(Records from a data source)
————
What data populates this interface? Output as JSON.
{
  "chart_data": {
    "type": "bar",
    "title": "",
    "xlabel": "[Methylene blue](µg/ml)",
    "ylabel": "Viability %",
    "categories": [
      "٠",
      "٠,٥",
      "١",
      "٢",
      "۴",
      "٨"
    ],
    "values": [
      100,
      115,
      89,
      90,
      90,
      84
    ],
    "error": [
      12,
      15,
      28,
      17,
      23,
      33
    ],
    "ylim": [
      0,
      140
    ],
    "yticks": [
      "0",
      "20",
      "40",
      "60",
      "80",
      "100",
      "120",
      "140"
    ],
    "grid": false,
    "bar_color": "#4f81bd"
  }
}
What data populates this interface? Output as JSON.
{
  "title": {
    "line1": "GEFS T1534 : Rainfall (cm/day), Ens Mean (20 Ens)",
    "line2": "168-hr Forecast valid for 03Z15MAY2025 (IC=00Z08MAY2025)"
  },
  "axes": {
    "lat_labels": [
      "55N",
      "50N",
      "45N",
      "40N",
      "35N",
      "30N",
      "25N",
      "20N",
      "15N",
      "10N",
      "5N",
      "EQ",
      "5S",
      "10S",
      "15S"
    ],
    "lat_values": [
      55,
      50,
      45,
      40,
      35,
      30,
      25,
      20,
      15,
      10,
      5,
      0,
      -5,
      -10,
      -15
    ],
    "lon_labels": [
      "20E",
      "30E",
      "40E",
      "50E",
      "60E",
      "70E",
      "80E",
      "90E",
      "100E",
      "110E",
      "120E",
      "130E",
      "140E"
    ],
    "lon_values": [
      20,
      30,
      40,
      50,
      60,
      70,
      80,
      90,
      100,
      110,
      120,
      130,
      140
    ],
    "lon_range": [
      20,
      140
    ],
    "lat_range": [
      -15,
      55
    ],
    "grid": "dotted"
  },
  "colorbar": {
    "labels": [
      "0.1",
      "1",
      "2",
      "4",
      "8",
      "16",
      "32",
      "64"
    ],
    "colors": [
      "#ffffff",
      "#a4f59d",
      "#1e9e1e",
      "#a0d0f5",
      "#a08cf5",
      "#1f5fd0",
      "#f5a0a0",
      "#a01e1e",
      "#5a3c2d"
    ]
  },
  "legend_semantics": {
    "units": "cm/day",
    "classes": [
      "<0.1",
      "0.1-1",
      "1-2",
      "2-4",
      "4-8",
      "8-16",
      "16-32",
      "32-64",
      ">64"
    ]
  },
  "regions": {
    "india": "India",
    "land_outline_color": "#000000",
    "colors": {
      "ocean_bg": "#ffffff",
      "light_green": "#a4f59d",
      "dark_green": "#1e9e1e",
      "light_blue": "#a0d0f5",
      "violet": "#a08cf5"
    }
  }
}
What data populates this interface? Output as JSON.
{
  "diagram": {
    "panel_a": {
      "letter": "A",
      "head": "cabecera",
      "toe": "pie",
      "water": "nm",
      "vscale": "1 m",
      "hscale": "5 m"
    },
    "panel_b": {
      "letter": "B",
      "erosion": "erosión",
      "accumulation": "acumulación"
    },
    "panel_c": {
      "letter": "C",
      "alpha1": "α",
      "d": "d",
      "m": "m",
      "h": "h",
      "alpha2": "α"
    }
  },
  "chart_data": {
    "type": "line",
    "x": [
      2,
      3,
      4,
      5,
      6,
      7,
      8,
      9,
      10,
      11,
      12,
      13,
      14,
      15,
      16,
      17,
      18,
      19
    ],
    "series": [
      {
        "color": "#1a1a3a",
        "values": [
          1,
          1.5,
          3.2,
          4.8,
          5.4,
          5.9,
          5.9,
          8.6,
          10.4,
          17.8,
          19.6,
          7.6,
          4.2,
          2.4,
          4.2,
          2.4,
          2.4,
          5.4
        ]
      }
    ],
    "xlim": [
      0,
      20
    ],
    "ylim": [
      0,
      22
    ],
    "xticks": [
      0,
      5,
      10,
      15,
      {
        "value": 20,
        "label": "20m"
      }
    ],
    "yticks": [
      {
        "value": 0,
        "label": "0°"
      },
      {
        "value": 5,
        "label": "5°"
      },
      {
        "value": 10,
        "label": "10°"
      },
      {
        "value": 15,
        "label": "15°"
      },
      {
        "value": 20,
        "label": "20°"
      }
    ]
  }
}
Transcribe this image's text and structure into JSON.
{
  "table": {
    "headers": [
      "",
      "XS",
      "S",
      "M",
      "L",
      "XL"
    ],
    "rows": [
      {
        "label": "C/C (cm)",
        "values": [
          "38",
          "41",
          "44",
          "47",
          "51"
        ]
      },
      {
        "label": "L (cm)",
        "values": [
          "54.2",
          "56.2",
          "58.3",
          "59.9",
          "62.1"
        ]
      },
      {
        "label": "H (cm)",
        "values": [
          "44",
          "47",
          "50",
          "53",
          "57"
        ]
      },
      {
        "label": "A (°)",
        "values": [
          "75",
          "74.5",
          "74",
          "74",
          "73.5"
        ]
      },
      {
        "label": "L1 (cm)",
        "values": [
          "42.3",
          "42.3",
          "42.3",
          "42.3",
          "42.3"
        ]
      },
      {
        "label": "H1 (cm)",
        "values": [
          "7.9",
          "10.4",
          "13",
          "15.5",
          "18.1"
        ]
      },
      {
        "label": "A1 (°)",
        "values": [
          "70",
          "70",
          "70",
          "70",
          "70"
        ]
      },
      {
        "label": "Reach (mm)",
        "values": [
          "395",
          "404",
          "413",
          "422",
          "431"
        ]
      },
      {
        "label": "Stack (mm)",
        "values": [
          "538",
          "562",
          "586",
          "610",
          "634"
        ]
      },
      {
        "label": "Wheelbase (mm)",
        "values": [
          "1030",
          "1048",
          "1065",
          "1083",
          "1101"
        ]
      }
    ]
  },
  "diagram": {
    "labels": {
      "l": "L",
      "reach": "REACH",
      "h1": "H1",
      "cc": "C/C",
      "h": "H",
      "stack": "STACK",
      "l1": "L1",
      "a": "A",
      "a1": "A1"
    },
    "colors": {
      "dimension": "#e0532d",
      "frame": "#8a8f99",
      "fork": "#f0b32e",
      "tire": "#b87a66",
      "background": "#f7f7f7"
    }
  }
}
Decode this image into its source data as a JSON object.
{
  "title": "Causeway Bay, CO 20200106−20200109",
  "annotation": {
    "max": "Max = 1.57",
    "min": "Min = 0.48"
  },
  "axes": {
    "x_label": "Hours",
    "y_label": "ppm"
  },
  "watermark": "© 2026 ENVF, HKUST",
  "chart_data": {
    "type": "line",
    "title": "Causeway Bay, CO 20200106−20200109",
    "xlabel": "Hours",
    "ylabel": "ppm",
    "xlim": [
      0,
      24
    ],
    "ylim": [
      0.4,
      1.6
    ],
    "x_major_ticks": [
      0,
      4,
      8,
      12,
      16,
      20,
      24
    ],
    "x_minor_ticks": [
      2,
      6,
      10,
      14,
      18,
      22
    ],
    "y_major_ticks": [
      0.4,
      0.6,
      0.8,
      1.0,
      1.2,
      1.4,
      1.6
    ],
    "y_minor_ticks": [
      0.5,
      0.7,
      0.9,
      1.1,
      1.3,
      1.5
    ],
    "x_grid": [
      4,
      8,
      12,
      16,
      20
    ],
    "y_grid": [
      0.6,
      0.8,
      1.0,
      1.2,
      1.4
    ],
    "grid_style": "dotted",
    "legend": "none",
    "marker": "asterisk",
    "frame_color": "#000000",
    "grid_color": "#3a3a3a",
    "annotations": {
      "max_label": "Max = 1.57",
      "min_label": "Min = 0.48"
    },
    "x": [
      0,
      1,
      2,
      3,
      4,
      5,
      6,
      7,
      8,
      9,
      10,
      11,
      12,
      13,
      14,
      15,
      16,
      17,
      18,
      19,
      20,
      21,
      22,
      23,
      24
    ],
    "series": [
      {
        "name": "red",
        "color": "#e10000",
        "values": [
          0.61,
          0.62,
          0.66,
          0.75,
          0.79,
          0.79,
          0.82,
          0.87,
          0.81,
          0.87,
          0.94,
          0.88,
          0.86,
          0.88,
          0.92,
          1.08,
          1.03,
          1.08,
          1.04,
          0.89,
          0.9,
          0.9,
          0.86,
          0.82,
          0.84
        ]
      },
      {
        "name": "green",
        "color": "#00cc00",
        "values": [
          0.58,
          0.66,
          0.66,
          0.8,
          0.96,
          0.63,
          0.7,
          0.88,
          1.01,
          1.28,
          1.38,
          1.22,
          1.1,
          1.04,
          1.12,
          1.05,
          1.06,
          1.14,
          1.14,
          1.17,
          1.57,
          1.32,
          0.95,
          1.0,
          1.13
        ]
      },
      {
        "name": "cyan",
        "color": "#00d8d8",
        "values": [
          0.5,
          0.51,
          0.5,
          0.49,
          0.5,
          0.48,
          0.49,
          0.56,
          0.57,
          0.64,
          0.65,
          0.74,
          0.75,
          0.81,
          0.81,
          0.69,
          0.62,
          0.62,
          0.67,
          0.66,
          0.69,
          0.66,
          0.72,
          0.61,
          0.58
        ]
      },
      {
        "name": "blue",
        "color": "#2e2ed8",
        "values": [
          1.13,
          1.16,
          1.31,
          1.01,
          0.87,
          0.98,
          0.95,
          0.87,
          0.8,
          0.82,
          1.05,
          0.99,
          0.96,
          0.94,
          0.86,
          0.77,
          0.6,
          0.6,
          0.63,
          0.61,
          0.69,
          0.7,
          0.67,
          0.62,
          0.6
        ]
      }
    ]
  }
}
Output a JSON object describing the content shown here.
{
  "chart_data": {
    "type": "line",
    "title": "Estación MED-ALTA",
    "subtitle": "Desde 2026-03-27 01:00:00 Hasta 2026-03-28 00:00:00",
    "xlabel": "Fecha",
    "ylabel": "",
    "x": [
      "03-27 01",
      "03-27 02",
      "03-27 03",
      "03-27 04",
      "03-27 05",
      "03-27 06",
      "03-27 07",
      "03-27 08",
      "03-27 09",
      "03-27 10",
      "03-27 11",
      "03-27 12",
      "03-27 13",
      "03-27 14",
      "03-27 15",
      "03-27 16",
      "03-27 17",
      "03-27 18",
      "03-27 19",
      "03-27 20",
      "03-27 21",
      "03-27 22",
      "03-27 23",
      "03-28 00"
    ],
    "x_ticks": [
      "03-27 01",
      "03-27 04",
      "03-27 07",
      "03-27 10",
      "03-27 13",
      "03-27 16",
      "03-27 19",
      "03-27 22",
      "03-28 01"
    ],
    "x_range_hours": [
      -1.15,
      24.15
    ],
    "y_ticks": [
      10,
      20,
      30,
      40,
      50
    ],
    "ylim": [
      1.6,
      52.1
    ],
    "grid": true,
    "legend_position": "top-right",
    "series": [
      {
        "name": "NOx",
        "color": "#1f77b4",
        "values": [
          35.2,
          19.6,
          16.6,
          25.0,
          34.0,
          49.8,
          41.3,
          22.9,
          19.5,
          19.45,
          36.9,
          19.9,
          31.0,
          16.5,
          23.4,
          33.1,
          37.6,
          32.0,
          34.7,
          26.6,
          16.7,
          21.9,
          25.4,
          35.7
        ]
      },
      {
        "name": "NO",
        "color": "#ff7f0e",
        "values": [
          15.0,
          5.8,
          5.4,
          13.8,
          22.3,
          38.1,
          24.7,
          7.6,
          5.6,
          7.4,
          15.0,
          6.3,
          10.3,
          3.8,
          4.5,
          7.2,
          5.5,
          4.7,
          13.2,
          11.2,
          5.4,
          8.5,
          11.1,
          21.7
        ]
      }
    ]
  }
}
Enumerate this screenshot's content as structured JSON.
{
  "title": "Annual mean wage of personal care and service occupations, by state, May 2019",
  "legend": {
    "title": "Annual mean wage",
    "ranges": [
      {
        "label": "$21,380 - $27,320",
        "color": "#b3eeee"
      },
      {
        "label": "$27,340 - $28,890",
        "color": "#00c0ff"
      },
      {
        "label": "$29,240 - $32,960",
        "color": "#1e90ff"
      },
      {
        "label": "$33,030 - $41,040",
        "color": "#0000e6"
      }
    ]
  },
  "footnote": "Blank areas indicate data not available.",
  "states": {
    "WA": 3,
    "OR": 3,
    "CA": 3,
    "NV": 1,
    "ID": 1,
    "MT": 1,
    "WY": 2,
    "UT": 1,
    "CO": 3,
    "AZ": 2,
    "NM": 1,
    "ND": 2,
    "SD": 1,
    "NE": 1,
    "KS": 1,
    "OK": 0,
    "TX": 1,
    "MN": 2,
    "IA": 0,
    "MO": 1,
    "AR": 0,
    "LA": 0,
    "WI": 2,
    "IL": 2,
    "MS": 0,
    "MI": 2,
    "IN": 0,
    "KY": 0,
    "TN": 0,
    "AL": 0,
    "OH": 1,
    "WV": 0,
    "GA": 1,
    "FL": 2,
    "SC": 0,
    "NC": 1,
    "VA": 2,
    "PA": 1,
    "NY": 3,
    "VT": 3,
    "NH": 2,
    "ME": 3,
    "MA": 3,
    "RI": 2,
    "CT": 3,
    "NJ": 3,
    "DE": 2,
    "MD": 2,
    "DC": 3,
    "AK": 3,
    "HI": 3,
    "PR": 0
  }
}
————
● WHAT NEEDS TO BE DONE: Count every line of the records that holds the string "ylabel". Write only the total.

● RESPONSE TO THE TASK: 3